* [Supplied data]
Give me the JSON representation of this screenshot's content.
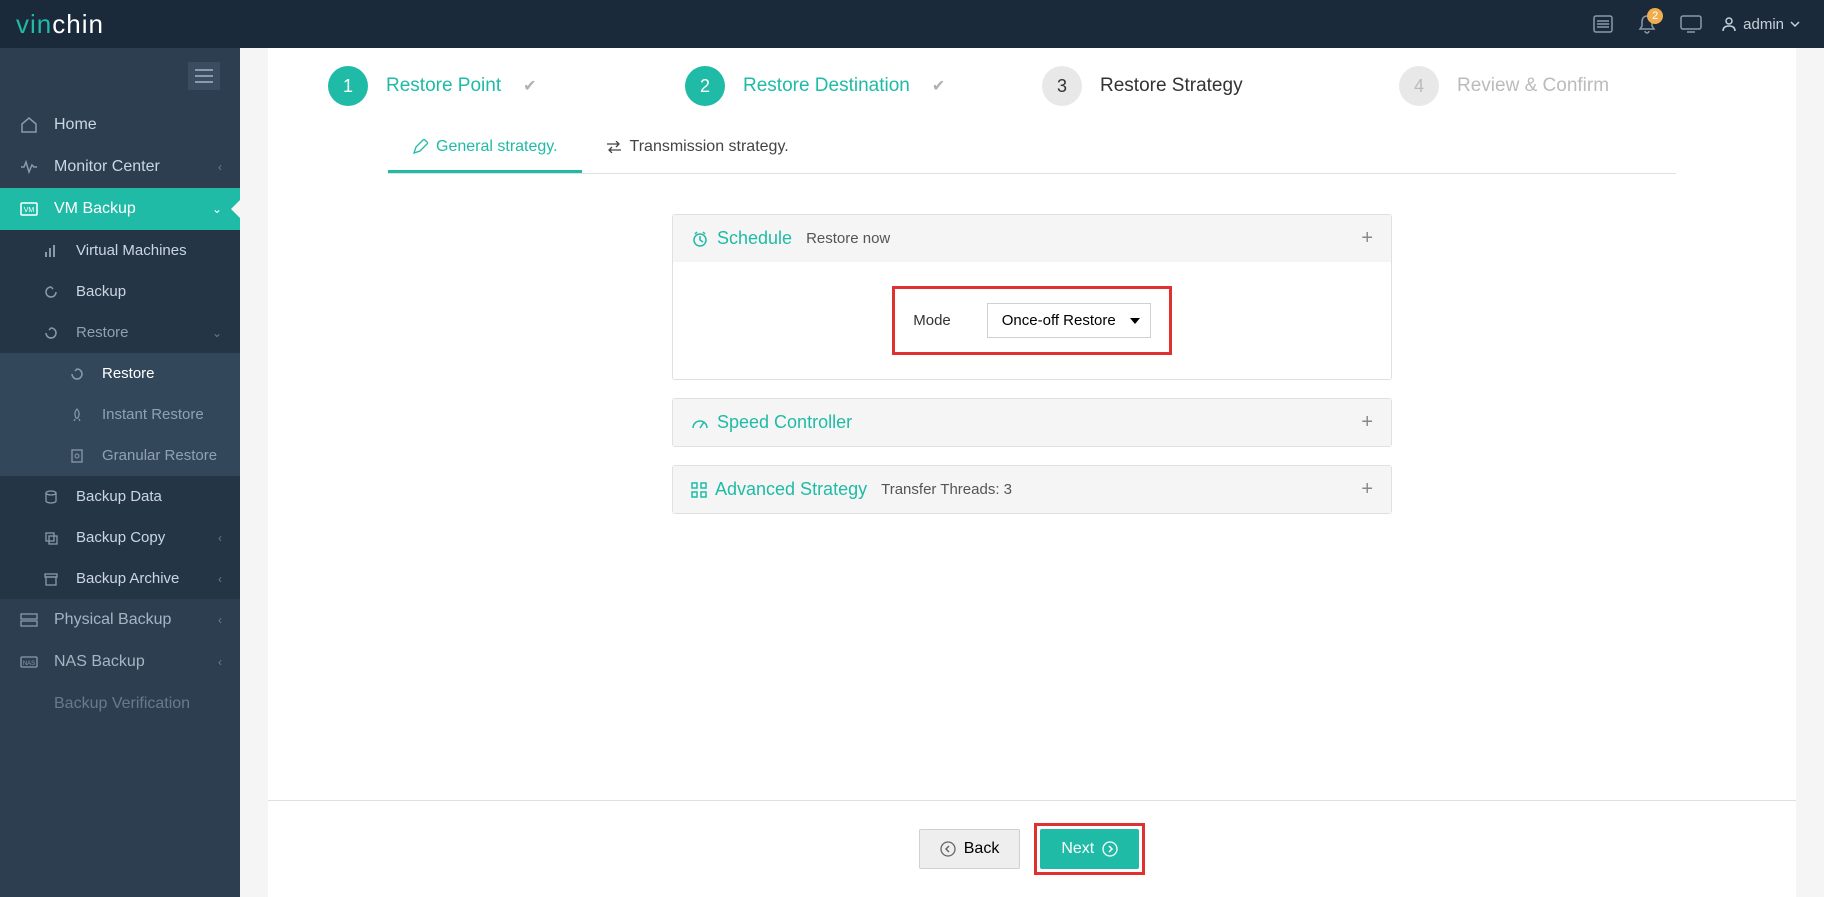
{
  "brand": {
    "part1": "vin",
    "part2": "chin"
  },
  "topbar": {
    "notif_count": "2",
    "user": "admin"
  },
  "sidebar": {
    "home": "Home",
    "monitor": "Monitor Center",
    "vm_backup": "VM Backup",
    "virtual_machines": "Virtual Machines",
    "backup": "Backup",
    "restore": "Restore",
    "restore_sub": "Restore",
    "instant_restore": "Instant Restore",
    "granular_restore": "Granular Restore",
    "backup_data": "Backup Data",
    "backup_copy": "Backup Copy",
    "backup_archive": "Backup Archive",
    "physical_backup": "Physical Backup",
    "nas_backup": "NAS Backup",
    "backup_verification": "Backup Verification"
  },
  "steps": {
    "s1": {
      "num": "1",
      "label": "Restore Point"
    },
    "s2": {
      "num": "2",
      "label": "Restore Destination"
    },
    "s3": {
      "num": "3",
      "label": "Restore Strategy"
    },
    "s4": {
      "num": "4",
      "label": "Review & Confirm"
    }
  },
  "tabs": {
    "general": "General strategy.",
    "transmission": "Transmission strategy."
  },
  "schedule": {
    "title": "Schedule",
    "subtitle": "Restore now",
    "mode_label": "Mode",
    "mode_value": "Once-off Restore"
  },
  "speed": {
    "title": "Speed Controller"
  },
  "advanced": {
    "title": "Advanced Strategy",
    "subtitle": "Transfer Threads: 3"
  },
  "footer": {
    "back": "Back",
    "next": "Next"
  }
}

* [Short exercise] Out of the records, collect only those lines that contain the string "Backup".

* [Result below]
    "vm_backup": "VM Backup",
    "backup": "Backup",
    "backup_data": "Backup Data",
    "backup_copy": "Backup Copy",
    "backup_archive": "Backup Archive",
    "physical_backup": "Physical Backup",
    "nas_backup": "NAS Backup",
    "backup_verification": "Backup Verification"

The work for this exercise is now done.